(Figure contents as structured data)
-*-*-

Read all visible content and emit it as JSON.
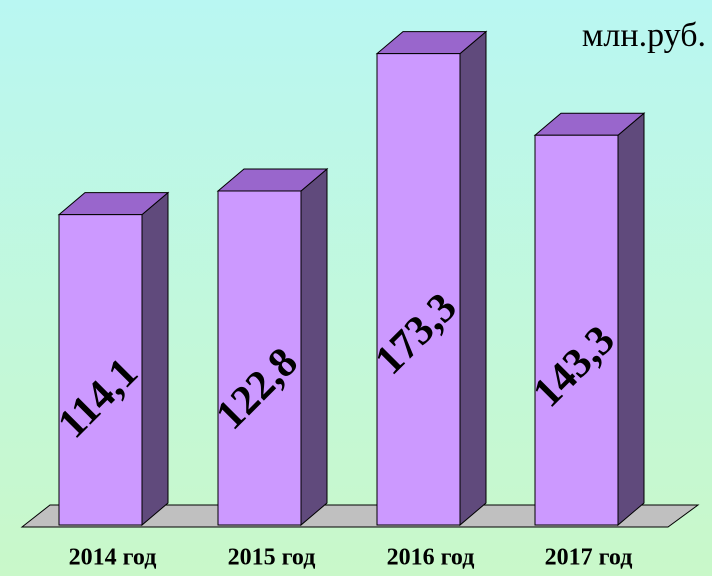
{
  "chart_data": {
    "type": "bar3d",
    "unit": "млн.руб.",
    "categories": [
      "2014 год",
      "2015 год",
      "2016 год",
      "2017 год"
    ],
    "values": [
      114.1,
      122.8,
      173.3,
      143.3
    ],
    "value_labels": [
      "114,1",
      "122,8",
      "173,3",
      "143,3"
    ],
    "colors": {
      "front": "#cc99ff",
      "side": "#604a7c",
      "top": "#9966cc"
    }
  }
}
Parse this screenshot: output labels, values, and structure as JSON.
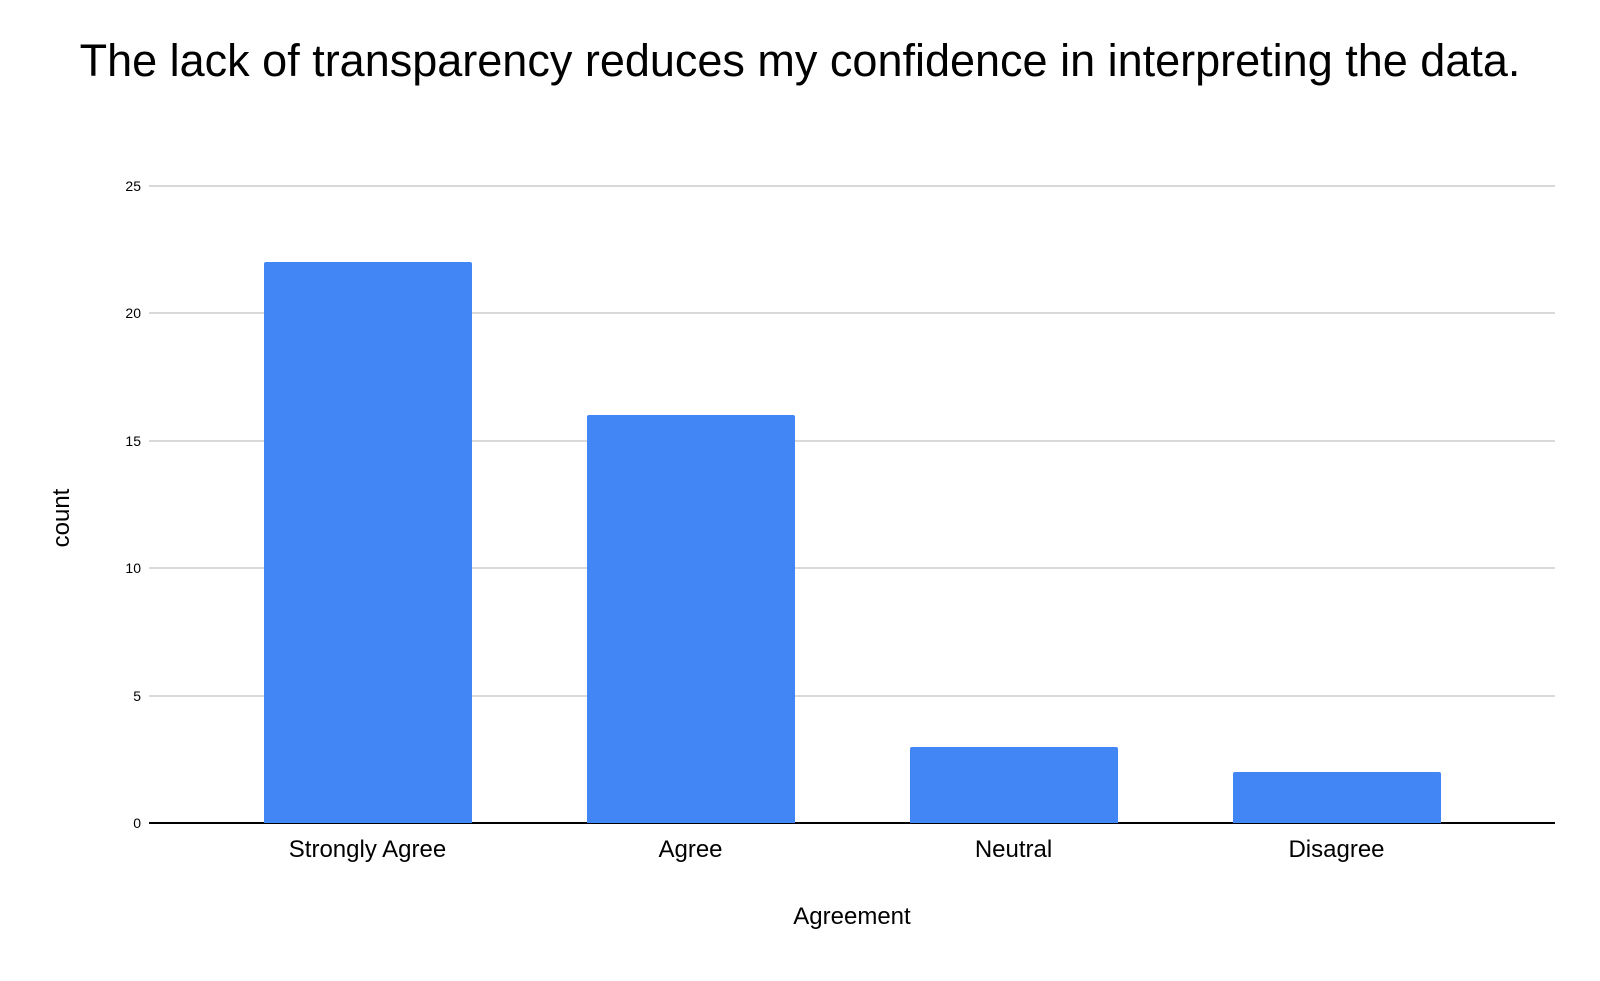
{
  "chart_data": {
    "type": "bar",
    "title": "The lack of transparency reduces my confidence in interpreting the data.",
    "categories": [
      "Strongly Agree",
      "Agree",
      "Neutral",
      "Disagree"
    ],
    "values": [
      22,
      16,
      3,
      2
    ],
    "xlabel": "Agreement",
    "ylabel": "count",
    "ylim": [
      0,
      25
    ],
    "yticks": [
      0,
      5,
      10,
      15,
      20,
      25
    ],
    "grid": "horizontal",
    "legend": "none",
    "colors": {
      "bar": "#4285f4",
      "gridline": "#d9d9d9",
      "axis_line": "#000000",
      "text": "#000000",
      "background": "#ffffff"
    }
  }
}
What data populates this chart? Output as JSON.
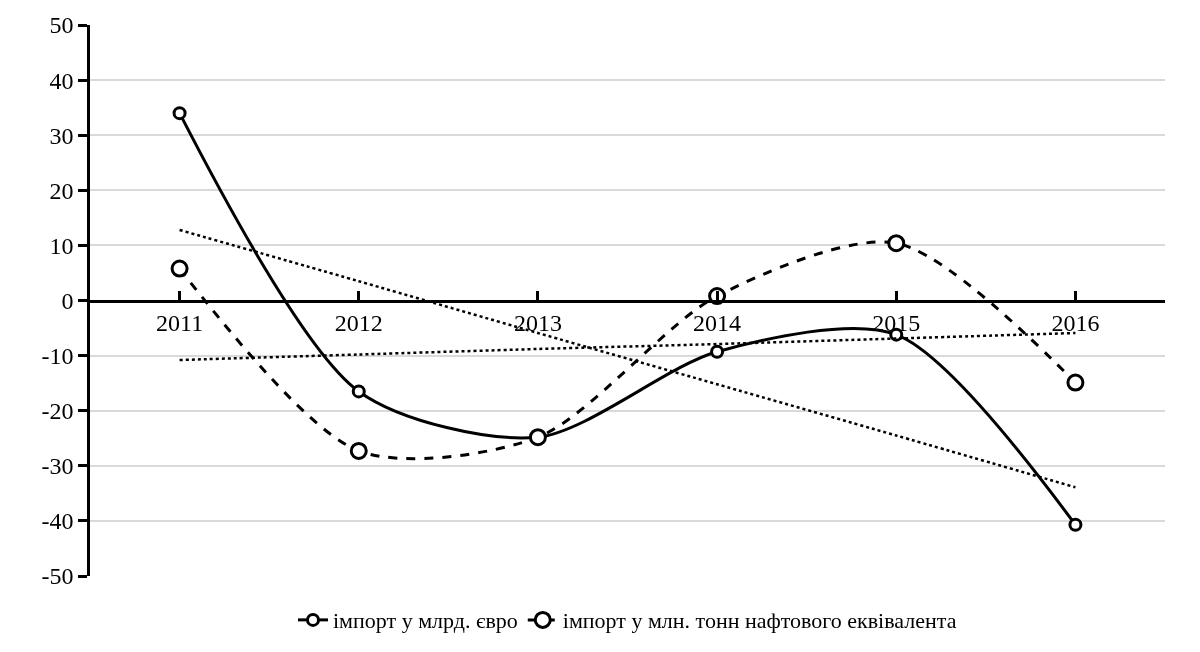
{
  "chart_data": {
    "type": "line",
    "categories": [
      "2011",
      "2012",
      "2013",
      "2014",
      "2015",
      "2016"
    ],
    "series": [
      {
        "name": "імпорт у млрд. євро",
        "color": "#000000",
        "values": [
          34,
          -16.5,
          -24.8,
          -9.3,
          -6.2,
          -40.7
        ],
        "line_style": "solid",
        "marker": "circle"
      },
      {
        "name": "імпорт у млн. тонн нафтового еквівалента",
        "color": "#000000",
        "values": [
          5.8,
          -27.3,
          -24.8,
          0.8,
          10.4,
          -14.9
        ],
        "line_style": "dashed",
        "marker": "circle"
      },
      {
        "color": "#000000",
        "values": [
          12.8,
          3.5,
          -5.9,
          -15.2,
          -24.5,
          -33.9
        ],
        "line_style": "dotted",
        "marker": "none"
      },
      {
        "color": "#000000",
        "values": [
          -10.8,
          -9.8,
          -8.8,
          -7.9,
          -6.9,
          -5.9
        ],
        "line_style": "dotted",
        "marker": "none"
      }
    ],
    "ylim": [
      -50,
      50
    ],
    "yticks": [
      -50,
      -40,
      -30,
      -20,
      -10,
      0,
      10,
      20,
      30,
      40,
      50
    ],
    "grid": "y",
    "legend": "bottom"
  }
}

-*-*-

Go through the material above and print all of it exactly, except the pictures.

Read all visible content and emit it as JSON.
{
  "chart_data": {
    "type": "bar3d",
    "unit": "млн.руб.",
    "categories": [
      "2014 год",
      "2015 год",
      "2016 год",
      "2017 год"
    ],
    "values": [
      114.1,
      122.8,
      173.3,
      143.3
    ],
    "value_labels": [
      "114,1",
      "122,8",
      "173,3",
      "143,3"
    ],
    "colors": {
      "front": "#cc99ff",
      "side": "#604a7c",
      "top": "#9966cc"
    }
  }
}
Parse this screenshot: output labels, values, and structure as JSON.
{
  "chart_data": {
    "type": "bar",
    "title": "The lack of transparency reduces my confidence in interpreting the data.",
    "categories": [
      "Strongly Agree",
      "Agree",
      "Neutral",
      "Disagree"
    ],
    "values": [
      22,
      16,
      3,
      2
    ],
    "xlabel": "Agreement",
    "ylabel": "count",
    "ylim": [
      0,
      25
    ],
    "yticks": [
      0,
      5,
      10,
      15,
      20,
      25
    ],
    "grid": "horizontal",
    "legend": "none",
    "colors": {
      "bar": "#4285f4",
      "gridline": "#d9d9d9",
      "axis_line": "#000000",
      "text": "#000000",
      "background": "#ffffff"
    }
  }
}
What data populates this chart? Output as JSON.
{
  "chart_data": {
    "type": "line",
    "categories": [
      "2011",
      "2012",
      "2013",
      "2014",
      "2015",
      "2016"
    ],
    "series": [
      {
        "name": "імпорт у млрд. євро",
        "color": "#000000",
        "values": [
          34,
          -16.5,
          -24.8,
          -9.3,
          -6.2,
          -40.7
        ],
        "line_style": "solid",
        "marker": "circle"
      },
      {
        "name": "імпорт у млн. тонн нафтового еквівалента",
        "color": "#000000",
        "values": [
          5.8,
          -27.3,
          -24.8,
          0.8,
          10.4,
          -14.9
        ],
        "line_style": "dashed",
        "marker": "circle"
      },
      {
        "color": "#000000",
        "values": [
          12.8,
          3.5,
          -5.9,
          -15.2,
          -24.5,
          -33.9
        ],
        "line_style": "dotted",
        "marker": "none"
      },
      {
        "color": "#000000",
        "values": [
          -10.8,
          -9.8,
          -8.8,
          -7.9,
          -6.9,
          -5.9
        ],
        "line_style": "dotted",
        "marker": "none"
      }
    ],
    "ylim": [
      -50,
      50
    ],
    "yticks": [
      -50,
      -40,
      -30,
      -20,
      -10,
      0,
      10,
      20,
      30,
      40,
      50
    ],
    "grid": "y",
    "legend": "bottom"
  }
}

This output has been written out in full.